• **What to produce**: Look for "window" in each line of the entries, and return the matching lines.

• **Available data**:
++++

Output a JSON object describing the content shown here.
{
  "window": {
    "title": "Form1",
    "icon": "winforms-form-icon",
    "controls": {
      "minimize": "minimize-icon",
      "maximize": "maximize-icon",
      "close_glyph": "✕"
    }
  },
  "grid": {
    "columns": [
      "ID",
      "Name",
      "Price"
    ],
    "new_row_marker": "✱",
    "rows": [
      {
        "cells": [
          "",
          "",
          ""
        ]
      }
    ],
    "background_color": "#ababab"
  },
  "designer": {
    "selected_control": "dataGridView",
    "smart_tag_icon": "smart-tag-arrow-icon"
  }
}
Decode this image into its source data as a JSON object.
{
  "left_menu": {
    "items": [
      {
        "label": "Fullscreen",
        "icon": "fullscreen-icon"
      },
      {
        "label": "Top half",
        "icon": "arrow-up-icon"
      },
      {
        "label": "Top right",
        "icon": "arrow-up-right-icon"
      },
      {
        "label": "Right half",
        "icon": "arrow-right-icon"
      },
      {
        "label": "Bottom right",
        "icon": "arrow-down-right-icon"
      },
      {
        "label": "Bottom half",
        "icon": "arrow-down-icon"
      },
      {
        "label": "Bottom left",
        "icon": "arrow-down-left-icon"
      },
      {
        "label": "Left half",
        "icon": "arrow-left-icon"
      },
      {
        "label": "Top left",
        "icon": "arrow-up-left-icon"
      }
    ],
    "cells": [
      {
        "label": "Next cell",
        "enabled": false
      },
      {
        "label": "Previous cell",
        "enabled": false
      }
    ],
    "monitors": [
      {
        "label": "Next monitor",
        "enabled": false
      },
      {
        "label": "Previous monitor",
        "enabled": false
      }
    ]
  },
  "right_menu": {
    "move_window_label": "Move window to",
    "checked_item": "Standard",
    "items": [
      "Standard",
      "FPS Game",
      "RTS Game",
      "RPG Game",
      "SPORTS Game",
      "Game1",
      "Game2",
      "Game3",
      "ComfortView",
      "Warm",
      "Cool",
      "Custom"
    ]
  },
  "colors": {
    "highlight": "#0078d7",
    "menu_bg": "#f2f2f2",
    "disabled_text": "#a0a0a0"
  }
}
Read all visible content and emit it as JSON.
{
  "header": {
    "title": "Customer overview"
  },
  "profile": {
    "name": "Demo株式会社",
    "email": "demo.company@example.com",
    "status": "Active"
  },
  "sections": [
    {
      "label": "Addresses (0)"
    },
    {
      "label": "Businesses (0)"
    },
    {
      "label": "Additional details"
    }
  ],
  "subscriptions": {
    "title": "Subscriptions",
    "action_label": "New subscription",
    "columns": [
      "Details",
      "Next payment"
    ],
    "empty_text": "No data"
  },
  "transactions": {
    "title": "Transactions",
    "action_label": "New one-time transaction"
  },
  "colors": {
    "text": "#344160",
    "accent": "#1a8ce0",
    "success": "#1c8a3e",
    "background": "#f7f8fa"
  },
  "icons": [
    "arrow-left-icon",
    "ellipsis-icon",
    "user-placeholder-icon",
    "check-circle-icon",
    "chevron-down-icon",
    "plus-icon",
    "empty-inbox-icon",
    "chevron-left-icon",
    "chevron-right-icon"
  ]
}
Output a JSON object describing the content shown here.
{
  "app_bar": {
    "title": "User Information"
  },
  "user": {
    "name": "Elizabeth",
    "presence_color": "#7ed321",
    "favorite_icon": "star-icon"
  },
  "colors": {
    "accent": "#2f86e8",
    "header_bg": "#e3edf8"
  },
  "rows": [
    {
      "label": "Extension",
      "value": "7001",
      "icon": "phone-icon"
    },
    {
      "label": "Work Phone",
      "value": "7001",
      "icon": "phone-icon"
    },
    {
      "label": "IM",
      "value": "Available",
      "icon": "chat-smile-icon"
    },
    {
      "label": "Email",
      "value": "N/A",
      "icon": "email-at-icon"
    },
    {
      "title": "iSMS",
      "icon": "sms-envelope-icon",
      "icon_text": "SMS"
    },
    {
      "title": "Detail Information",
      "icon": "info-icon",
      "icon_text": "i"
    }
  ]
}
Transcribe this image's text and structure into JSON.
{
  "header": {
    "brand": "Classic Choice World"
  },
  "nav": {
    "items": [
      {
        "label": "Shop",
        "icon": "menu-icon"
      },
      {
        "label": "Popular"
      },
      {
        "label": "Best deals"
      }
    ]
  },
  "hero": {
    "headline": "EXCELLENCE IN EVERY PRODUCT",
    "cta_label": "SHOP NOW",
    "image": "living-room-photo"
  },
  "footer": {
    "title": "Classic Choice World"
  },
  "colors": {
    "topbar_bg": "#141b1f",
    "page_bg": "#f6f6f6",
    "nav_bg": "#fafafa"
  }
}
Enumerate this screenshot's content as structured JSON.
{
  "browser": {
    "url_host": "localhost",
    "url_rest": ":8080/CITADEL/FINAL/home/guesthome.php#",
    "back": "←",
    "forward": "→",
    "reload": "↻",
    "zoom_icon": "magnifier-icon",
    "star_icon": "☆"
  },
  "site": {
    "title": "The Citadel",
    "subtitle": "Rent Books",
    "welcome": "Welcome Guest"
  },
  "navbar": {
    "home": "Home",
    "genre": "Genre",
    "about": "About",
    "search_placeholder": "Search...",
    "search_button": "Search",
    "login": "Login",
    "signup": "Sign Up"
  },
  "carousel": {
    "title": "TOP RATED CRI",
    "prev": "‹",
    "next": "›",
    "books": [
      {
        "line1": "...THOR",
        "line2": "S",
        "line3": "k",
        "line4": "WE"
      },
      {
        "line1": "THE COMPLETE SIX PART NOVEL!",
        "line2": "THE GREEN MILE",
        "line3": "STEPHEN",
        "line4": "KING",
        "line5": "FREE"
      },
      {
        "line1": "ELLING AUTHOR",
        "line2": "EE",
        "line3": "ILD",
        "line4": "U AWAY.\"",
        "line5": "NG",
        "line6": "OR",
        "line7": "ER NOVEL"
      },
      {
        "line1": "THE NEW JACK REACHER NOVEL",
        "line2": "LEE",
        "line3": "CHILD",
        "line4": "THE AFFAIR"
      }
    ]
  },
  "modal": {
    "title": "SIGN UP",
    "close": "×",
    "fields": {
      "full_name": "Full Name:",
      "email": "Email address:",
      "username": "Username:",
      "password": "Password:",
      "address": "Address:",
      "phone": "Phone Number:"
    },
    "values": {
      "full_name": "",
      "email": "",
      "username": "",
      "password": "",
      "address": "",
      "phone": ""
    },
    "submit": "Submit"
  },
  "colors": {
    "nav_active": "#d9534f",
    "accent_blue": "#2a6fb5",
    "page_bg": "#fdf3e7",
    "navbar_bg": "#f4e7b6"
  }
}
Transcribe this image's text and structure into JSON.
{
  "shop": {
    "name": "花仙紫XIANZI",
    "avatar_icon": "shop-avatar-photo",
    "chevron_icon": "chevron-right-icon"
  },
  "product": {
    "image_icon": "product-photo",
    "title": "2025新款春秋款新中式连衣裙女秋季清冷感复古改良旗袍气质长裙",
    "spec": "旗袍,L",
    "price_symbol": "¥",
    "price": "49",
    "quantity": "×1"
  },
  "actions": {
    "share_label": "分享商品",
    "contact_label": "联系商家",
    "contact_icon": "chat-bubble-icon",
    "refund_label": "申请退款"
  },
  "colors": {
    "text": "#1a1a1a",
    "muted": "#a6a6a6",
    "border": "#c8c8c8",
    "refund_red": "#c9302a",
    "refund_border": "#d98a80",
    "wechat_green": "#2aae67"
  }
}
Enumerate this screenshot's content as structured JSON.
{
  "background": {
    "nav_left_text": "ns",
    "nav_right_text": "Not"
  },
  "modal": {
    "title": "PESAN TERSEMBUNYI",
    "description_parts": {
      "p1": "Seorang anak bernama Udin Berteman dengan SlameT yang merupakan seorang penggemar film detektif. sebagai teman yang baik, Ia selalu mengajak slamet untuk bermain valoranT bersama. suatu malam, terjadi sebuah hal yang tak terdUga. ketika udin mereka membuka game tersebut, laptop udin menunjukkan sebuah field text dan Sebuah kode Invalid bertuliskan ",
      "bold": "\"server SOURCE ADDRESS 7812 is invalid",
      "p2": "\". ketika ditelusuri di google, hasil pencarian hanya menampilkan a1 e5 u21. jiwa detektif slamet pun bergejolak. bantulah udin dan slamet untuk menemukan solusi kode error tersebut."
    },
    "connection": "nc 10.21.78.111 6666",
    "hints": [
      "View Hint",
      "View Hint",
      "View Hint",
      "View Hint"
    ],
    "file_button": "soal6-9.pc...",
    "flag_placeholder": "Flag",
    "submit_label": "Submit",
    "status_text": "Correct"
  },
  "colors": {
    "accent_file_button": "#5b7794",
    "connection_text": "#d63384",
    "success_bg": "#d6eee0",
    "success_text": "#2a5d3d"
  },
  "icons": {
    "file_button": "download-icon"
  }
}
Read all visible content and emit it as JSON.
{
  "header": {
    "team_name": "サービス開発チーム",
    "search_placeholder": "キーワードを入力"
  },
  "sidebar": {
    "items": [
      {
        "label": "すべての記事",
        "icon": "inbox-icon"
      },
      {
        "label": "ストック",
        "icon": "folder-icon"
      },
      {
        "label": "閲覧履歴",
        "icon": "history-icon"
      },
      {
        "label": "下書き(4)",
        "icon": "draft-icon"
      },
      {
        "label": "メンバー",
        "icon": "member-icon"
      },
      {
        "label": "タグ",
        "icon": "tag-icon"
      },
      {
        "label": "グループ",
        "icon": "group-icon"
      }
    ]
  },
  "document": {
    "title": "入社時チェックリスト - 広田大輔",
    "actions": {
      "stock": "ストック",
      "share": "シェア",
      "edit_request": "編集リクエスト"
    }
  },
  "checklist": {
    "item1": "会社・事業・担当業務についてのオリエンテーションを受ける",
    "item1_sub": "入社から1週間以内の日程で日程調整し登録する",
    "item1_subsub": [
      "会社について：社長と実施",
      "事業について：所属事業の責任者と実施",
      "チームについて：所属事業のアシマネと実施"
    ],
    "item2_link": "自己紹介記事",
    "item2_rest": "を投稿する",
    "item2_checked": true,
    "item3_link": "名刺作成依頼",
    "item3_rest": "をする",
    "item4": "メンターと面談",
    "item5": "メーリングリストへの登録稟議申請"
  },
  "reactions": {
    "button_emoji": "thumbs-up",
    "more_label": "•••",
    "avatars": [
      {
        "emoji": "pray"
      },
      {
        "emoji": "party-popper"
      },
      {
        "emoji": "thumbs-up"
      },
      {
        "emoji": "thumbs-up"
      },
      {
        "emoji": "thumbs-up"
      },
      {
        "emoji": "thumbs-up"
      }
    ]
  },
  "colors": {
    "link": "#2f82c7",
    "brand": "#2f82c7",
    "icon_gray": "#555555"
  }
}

++++

• **Completed exercise**:
  "window": {
    "move_window_label": "Move window to",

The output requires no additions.